Слушатель, полностью с рассказчиком солидарный, закручинился тоже: хитрющие они, баре, завсегда обманут мужика.
Да, не случайно Пантелеймона Романова уничтожили в энные годы. Ведь он на что замахнулся, на святая святых, основу основ – классовую, выплеснутую из низов, ненависть, то есть зависть. Зависть именно черни, алчно ждущей безнаказанных погромов, крови, любой, но в первую очередь тех, кто на вершок повыше, на чуток краше, у кого в голове не сено с опилками, а в душе не клубок жалящих друг дружку змей.
Хотя П. Романов написал о дремучих мужиках: что с них взять? Что взять с лифтерши-Маруси? И, мол, будь у них хотя бы школьное, начальное, а еще лучше высшее институтское образование, они бы в угаре ненависти предметы искусства крушить бы не стали, и у молоденькой жилицы не рассчитывали бы обнаружить крысиный хвост. Хвост, действительно, вряд ли бы искали, но вот яростно, люто выискивать чужие недостатки – это запросто. Потребность осудить, заклеймить от уровня образования не зависит. А источник – все та же зависть, убожество, изъян как бы уже врожденный, наследуемый генетически. Нация, для которой поговорка «у соседа корова сдохла – пустячок, а приятно» и прежде, и теперь актуальна, цивилизованного общества не построит, все всегда будет получатся наперекосяк
Для такой нации свобода – это прежде всего возможность облить безнаказанно другого, других помоями, плюнуть на лысину бывшего начальника, разрушить не ими построенное, пониманию недоступное, – короче, свести счеты с теми, кому прежде опять же завидовали. Привилегиям, успеху, положению, всему, чего сами достигнуть не смогли.
Но отнятое в грабеже уплывает из рук захватчиков, богаче, благополучнее их не сделав.
Опять кто-то окажется удачливее, успешнее, вновь распаляя неутолимую, ненасытную зависть толпы, в очередной раз обманутой, а точнее, себя самою обманувшую. Справедливой, равной дележки не было, нет и не будет. Это иллюзия, каждый раз большинству приносящая разочарование, запоздалое отрезвление. Выясняется, что стало не лучше, а хуже. Именно большинству.
ИСПОВЕДЬ ГУЛЛИВЕРА, ПОПАВШЕГО В ПЛЕН К ЛИЛИПУТАМ
В этой книге все удивительно, и то, что она писалась с 1918 года по 1987 год, то есть шестьдесят девять лет. И что автор ее по своему происхождению, воспитанию, вере, принципам подлежал выкорчевыванию в ту эпоху, когда имел несчастье родиться, а не просто выжил, но и прославился, вошел в когорту мировых знаменитостей.

◆ ◆ ◆ ◆

ПОСТАНОВКА ЗАДАЧИ
Воспроизведите фрагмент исходного текста, начиная с «Опять кто-то окажется» и заканчивая «хуже. Именно большинству.», изменив в нём «зависть» на «злобу».

◆ ◆ ◆ ◆

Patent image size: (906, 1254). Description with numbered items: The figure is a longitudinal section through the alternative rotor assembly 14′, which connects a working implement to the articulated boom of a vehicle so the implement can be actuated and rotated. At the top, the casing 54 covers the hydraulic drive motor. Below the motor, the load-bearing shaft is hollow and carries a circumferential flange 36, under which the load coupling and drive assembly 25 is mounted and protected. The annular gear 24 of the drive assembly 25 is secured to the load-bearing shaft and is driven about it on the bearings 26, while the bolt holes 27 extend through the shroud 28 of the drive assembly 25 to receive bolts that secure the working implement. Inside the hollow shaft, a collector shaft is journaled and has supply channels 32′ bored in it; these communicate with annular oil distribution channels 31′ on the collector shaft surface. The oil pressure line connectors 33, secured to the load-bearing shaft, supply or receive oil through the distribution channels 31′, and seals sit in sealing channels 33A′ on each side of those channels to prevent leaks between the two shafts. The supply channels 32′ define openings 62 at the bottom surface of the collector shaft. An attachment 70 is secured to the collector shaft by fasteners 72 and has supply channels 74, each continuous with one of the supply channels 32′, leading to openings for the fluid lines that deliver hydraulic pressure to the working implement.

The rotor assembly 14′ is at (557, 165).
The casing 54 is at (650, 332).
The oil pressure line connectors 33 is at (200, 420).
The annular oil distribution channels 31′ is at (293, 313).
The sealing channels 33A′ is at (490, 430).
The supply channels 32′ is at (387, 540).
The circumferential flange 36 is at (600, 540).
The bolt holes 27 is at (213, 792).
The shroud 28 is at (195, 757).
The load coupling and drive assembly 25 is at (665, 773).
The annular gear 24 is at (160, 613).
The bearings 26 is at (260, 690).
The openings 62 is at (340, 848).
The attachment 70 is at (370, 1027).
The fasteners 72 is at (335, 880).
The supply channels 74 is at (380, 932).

◆ ◆ ◆ ◆

ОТВЕТ
Опять кто-то окажется удачливее, успешнее, вновь распаляя неутолимую, ненасытную злобу толпы, в очередной раз обманутой, а точнее, себя самою обманувшую. Справедливой, равной дележки не было, нет и не будет. Это иллюзия, каждый раз большинству приносящая разочарование, запоздалое отрезвление. Выясняется, что стало не лучше, а хуже. Именно большинству.